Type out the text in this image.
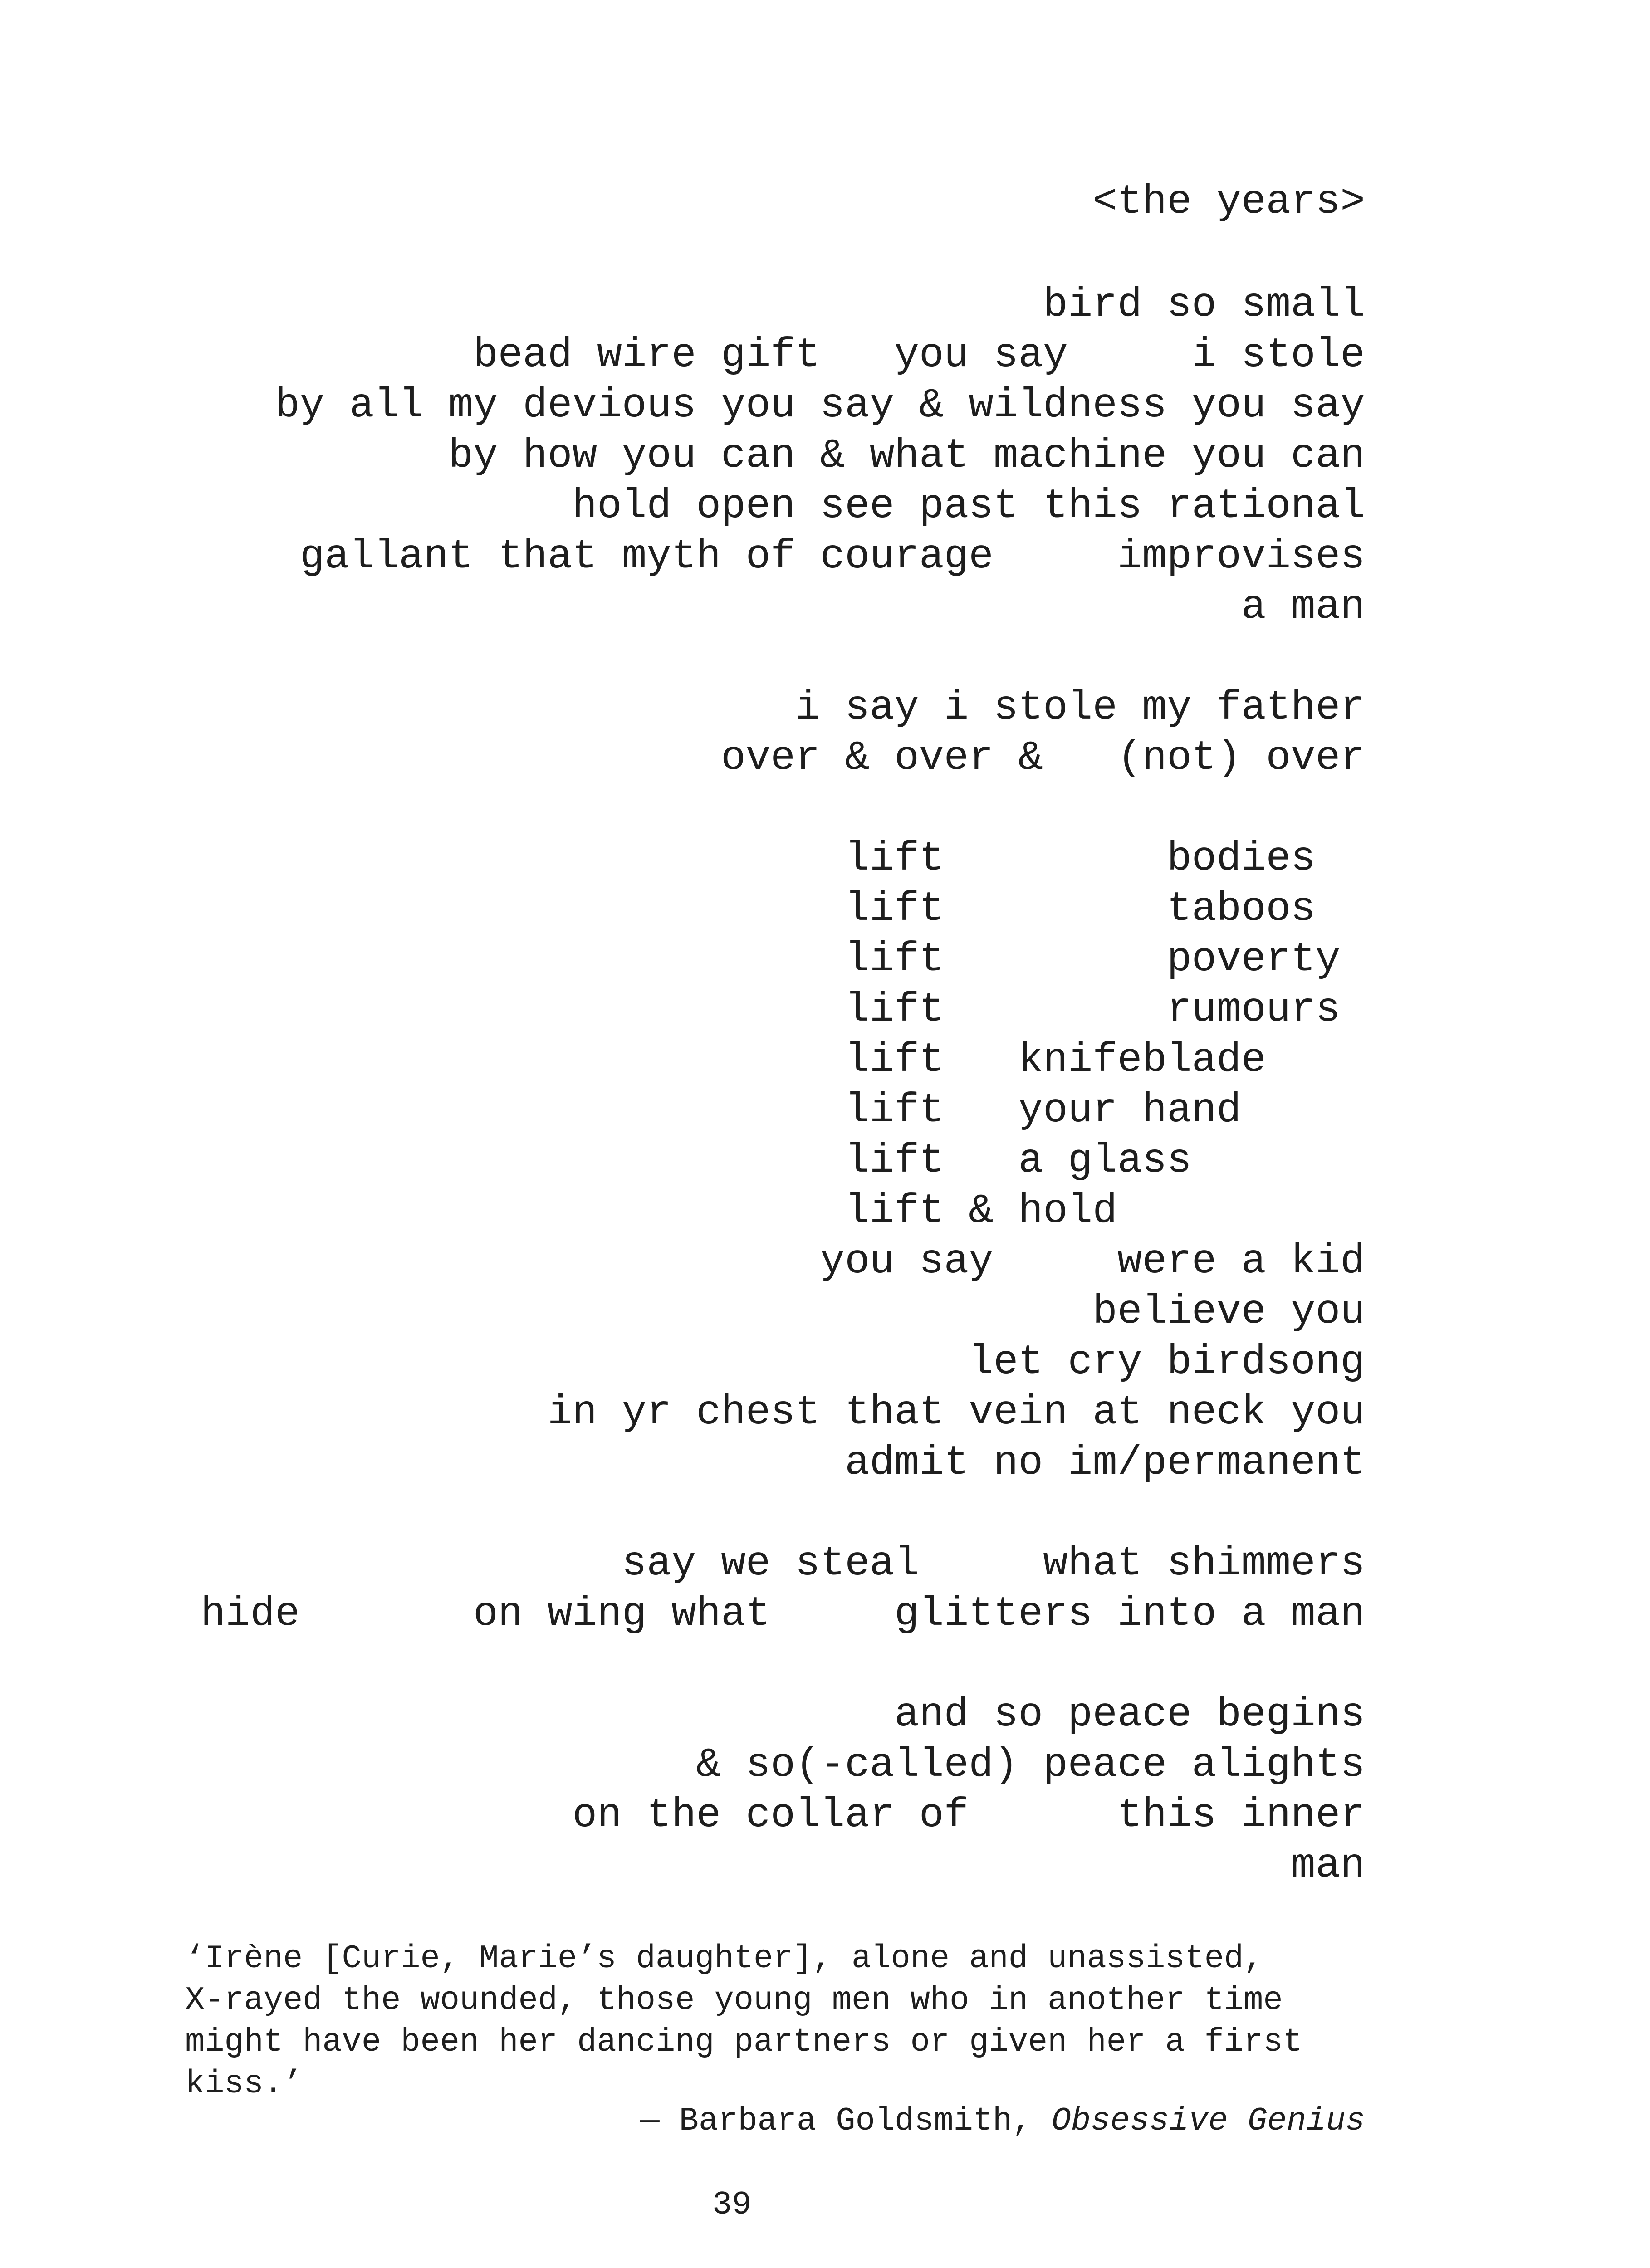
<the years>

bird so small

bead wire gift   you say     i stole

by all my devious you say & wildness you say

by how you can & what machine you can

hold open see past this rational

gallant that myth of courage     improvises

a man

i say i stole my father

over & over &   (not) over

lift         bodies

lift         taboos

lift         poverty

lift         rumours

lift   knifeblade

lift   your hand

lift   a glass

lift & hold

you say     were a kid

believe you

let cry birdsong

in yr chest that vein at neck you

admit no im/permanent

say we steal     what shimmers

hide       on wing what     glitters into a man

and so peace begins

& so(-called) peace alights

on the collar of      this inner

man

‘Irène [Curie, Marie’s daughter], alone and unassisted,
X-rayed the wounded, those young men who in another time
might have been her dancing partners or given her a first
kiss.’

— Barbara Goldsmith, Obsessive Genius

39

• **Exercise description**: Return the material exactly as given, apart from the pictures.

• **Expected answer**:
Type out the text in this image.
<the years>

bird so small

bead wire gift   you say     i stole

by all my devious you say & wildness you say

by how you can & what machine you can

hold open see past this rational

gallant that myth of courage     improvises

a man

i say i stole my father

over & over &   (not) over

lift         bodies

lift         taboos

lift         poverty

lift         rumours

lift   knifeblade

lift   your hand

lift   a glass

lift & hold

you say     were a kid

believe you

let cry birdsong

in yr chest that vein at neck you

admit no im/permanent

say we steal     what shimmers

hide       on wing what     glitters into a man

and so peace begins

& so(-called) peace alights

on the collar of      this inner

man

‘Irène [Curie, Marie’s daughter], alone and unassisted,
X-rayed the wounded, those young men who in another time
might have been her dancing partners or given her a first
kiss.’

— Barbara Goldsmith, Obsessive Genius

39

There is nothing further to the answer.